____ Supplied records

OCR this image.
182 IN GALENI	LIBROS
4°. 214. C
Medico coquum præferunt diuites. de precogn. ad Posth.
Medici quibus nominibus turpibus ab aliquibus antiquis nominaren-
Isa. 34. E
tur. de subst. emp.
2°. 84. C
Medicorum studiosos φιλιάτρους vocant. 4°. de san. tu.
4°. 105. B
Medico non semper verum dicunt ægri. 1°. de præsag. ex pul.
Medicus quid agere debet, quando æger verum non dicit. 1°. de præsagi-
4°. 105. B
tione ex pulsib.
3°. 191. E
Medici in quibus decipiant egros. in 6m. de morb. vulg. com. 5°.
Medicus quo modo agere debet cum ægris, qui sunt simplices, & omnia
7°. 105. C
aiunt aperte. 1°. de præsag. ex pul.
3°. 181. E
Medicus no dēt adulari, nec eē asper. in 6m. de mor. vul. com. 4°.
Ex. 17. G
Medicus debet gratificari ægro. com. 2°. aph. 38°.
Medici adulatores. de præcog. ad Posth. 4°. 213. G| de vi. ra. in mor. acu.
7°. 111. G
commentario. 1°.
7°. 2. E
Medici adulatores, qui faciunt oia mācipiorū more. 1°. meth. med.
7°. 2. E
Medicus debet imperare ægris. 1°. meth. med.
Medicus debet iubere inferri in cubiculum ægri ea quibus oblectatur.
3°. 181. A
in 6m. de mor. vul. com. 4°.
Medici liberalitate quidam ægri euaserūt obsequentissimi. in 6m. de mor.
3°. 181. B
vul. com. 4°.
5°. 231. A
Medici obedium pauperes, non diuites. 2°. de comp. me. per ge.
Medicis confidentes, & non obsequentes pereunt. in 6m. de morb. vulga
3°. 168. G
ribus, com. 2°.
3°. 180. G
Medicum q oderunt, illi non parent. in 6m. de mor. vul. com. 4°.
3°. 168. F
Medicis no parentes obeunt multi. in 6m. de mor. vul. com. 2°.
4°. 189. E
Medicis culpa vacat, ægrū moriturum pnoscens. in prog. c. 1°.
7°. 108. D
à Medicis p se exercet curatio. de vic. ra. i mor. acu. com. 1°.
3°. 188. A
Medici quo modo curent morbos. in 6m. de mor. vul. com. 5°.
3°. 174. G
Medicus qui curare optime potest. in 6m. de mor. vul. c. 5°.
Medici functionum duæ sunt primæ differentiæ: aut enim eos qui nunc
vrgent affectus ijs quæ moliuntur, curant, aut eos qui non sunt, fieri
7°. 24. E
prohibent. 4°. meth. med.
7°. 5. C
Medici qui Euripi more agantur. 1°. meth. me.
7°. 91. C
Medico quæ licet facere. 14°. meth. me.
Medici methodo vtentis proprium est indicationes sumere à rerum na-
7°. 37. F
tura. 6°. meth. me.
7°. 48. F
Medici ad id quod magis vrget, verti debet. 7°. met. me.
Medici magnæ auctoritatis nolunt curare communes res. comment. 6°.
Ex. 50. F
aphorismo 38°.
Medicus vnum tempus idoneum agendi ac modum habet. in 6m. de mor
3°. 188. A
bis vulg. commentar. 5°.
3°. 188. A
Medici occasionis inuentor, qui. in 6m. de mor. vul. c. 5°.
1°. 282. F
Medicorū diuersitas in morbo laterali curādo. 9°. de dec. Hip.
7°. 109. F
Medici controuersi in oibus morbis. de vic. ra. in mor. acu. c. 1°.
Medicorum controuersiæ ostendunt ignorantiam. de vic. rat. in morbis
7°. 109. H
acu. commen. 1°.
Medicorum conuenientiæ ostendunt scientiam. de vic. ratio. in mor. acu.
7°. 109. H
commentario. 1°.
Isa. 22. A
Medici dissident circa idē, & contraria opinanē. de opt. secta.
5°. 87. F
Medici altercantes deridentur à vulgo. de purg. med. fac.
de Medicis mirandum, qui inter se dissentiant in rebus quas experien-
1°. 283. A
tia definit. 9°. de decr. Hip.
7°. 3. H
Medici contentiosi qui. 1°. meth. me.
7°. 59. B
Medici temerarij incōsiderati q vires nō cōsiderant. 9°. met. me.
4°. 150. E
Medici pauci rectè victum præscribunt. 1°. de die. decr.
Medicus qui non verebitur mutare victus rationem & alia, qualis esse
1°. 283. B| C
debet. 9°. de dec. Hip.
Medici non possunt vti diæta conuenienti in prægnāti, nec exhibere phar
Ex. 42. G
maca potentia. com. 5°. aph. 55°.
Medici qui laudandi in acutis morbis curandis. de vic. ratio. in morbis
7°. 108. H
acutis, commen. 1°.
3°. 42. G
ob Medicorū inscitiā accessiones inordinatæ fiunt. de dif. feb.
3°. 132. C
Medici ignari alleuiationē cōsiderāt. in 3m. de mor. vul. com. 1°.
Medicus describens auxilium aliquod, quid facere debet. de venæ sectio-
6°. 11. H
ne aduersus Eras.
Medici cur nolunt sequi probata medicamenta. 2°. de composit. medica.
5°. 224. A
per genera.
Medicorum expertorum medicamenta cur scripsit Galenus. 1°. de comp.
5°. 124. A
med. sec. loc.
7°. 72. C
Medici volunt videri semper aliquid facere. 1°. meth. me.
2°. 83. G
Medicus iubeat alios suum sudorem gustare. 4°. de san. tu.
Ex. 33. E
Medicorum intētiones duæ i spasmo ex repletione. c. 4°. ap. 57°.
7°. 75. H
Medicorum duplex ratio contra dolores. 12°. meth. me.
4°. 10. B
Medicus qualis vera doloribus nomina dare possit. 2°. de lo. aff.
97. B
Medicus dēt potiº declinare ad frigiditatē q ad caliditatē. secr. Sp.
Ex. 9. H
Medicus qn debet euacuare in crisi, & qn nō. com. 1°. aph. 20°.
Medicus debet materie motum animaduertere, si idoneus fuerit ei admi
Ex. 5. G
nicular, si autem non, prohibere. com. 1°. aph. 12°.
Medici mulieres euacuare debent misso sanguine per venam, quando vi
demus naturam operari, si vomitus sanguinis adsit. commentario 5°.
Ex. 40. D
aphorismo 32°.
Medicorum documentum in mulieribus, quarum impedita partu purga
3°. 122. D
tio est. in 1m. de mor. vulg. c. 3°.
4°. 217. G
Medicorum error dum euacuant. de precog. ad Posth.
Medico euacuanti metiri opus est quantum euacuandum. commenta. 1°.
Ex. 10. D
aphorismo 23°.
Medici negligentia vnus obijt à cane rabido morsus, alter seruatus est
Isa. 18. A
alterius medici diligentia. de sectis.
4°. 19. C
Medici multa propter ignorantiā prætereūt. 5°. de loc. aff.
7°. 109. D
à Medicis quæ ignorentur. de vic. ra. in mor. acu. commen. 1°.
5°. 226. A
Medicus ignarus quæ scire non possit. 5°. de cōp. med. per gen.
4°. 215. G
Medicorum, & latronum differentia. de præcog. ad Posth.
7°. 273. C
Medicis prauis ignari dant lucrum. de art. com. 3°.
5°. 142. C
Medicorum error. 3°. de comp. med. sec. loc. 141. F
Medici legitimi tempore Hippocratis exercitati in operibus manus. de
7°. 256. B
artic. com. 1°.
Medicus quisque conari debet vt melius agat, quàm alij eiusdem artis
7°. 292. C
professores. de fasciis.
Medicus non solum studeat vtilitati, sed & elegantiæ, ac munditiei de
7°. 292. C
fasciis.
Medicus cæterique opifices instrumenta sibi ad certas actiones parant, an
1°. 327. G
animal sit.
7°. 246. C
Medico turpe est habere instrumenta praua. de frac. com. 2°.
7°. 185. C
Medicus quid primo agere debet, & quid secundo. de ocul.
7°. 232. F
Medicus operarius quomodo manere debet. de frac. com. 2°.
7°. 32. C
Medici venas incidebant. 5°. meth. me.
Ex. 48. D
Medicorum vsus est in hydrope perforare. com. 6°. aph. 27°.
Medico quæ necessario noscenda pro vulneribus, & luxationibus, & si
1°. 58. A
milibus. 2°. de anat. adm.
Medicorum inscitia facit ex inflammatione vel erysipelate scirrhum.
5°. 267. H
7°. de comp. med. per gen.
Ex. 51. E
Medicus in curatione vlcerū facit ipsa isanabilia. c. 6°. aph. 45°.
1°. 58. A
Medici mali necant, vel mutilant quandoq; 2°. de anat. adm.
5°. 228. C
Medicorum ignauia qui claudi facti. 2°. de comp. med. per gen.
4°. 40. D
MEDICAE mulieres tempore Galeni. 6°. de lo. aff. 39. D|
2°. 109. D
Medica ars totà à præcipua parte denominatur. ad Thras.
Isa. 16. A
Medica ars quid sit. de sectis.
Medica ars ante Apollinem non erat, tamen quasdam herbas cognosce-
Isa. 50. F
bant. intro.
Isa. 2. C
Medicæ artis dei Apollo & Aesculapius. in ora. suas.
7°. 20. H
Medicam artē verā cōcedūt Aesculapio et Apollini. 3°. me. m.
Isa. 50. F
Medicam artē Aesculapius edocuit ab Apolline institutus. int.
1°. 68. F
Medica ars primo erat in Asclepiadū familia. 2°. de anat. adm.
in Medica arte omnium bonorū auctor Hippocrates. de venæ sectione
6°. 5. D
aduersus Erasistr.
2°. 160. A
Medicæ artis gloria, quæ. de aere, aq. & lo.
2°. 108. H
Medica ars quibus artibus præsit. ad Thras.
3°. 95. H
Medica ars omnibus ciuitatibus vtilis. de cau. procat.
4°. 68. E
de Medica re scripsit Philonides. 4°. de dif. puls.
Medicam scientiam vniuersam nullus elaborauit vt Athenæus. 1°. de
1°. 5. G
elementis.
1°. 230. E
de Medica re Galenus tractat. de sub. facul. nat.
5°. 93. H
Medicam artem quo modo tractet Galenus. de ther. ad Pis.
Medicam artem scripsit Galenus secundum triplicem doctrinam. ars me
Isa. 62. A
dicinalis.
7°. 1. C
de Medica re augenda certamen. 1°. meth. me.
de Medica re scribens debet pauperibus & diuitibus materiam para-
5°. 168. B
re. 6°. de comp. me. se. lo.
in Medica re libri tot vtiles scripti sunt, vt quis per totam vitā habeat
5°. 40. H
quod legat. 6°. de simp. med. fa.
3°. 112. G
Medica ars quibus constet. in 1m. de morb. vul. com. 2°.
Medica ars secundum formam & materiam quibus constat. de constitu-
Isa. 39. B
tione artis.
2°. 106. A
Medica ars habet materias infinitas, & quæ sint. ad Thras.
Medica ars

________

Using the listing above, return all lines where the word "artē" occurs.

Medicam artē verā cōcedūt Aesculapio et Apollini. 3°. me. m.
Medicam artē Aesculapius edocuit ab Apolline institutus. int.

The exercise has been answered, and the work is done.